[Stored data entries]
-----

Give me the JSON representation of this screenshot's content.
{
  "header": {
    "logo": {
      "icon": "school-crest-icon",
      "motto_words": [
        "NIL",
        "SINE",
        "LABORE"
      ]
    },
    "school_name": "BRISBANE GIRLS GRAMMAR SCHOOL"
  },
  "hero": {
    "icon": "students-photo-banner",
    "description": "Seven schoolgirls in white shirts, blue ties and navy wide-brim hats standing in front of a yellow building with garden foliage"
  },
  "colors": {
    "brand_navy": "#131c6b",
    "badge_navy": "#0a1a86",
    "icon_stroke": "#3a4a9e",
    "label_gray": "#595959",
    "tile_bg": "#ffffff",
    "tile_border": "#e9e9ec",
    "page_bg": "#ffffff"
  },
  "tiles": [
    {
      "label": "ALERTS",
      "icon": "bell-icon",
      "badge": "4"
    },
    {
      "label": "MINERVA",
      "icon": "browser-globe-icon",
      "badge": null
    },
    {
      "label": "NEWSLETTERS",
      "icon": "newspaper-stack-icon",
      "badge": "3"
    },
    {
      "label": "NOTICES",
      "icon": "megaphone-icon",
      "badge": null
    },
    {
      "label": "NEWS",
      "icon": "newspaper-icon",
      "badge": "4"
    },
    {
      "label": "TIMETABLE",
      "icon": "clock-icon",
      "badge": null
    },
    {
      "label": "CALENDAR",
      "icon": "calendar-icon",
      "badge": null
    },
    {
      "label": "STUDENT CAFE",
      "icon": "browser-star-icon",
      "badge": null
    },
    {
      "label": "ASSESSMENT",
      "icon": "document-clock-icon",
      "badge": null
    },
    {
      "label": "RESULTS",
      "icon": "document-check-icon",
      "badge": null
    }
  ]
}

-----

• _Task to complete_: Sift through the entries and copy every line with "newspaper".

• _Result for this exercise_:
      "icon": "newspaper-stack-icon",
      "icon": "newspaper-icon",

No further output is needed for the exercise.